Go through the entries below and write each one out exactly.

Supplied data
↓

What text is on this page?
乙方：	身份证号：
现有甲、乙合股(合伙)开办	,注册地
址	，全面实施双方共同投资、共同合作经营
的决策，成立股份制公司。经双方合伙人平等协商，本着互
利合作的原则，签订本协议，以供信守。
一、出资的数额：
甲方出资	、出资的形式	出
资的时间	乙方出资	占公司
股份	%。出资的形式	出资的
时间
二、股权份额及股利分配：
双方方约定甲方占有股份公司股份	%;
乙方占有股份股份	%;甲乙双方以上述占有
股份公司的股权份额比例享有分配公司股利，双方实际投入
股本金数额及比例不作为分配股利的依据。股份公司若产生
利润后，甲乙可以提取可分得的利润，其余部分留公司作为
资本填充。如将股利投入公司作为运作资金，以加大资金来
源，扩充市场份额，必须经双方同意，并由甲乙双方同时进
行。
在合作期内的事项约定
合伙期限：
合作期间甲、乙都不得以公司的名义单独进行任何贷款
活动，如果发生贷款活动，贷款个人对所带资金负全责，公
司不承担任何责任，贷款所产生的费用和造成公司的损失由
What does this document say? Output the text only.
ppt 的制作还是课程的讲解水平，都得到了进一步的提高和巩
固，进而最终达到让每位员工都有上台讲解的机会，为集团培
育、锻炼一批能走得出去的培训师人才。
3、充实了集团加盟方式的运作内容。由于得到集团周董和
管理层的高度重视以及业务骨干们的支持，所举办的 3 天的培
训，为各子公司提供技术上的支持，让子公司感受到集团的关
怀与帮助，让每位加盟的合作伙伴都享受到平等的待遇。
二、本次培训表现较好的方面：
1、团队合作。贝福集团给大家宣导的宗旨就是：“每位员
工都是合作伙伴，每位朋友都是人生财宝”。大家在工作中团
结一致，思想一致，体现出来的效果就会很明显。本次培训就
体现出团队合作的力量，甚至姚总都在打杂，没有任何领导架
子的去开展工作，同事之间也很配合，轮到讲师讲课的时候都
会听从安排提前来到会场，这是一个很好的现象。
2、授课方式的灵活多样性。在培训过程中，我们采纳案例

↑

Result below
What text is on this page?
乙方：	身份证号：
现有甲、乙合股(合伙)开办	,注册地
址	，全面实施双方共同投资、共同合作经营
的决策，成立股份制公司。经双方合伙人平等协商，本着互
利合作的原则，签订本协议，以供信守。
一、出资的数额：
甲方出资	、出资的形式	出
资的时间	乙方出资	占公司
股份	%。出资的形式	出资的
时间
二、股权份额及股利分配：
双方方约定甲方占有股份公司股份	%;
乙方占有股份股份	%;甲乙双方以上述占有
股份公司的股权份额比例享有分配公司股利，双方实际投入
股本金数额及比例不作为分配股利的依据。股份公司若产生
利润后，甲乙可以提取可分得的利润，其余部分留公司作为
资本填充。如将股利投入公司作为运作资金，以加大资金来
源，扩充市场份额，必须经双方同意，并由甲乙双方同时进
行。
在合作期内的事项约定
合伙期限：
合作期间甲、乙都不得以公司的名义单独进行任何贷款
活动，如果发生贷款活动，贷款个人对所带资金负全责，公
司不承担任何责任，贷款所产生的费用和造成公司的损失由
What does this document say? Output the text only.
ppt 的制作还是课程的讲解水平，都得到了进一步的提高和巩
固，进而最终达到让每位员工都有上台讲解的机会，为集团培
育、锻炼一批能走得出去的培训师人才。
3、充实了集团加盟方式的运作内容。由于得到集团周董和
管理层的高度重视以及业务骨干们的支持，所举办的 3 天的培
训，为各子公司提供技术上的支持，让子公司感受到集团的关
怀与帮助，让每位加盟的合作伙伴都享受到平等的待遇。
二、本次培训表现较好的方面：
1、团队合作。贝福集团给大家宣导的宗旨就是：“每位员
工都是合作伙伴，每位朋友都是人生财宝”。大家在工作中团
结一致，思想一致，体现出来的效果就会很明显。本次培训就
体现出团队合作的力量，甚至姚总都在打杂，没有任何领导架
子的去开展工作，同事之间也很配合，轮到讲师讲课的时候都
会听从安排提前来到会场，这是一个很好的现象。
2、授课方式的灵活多样性。在培训过程中，我们采纳案例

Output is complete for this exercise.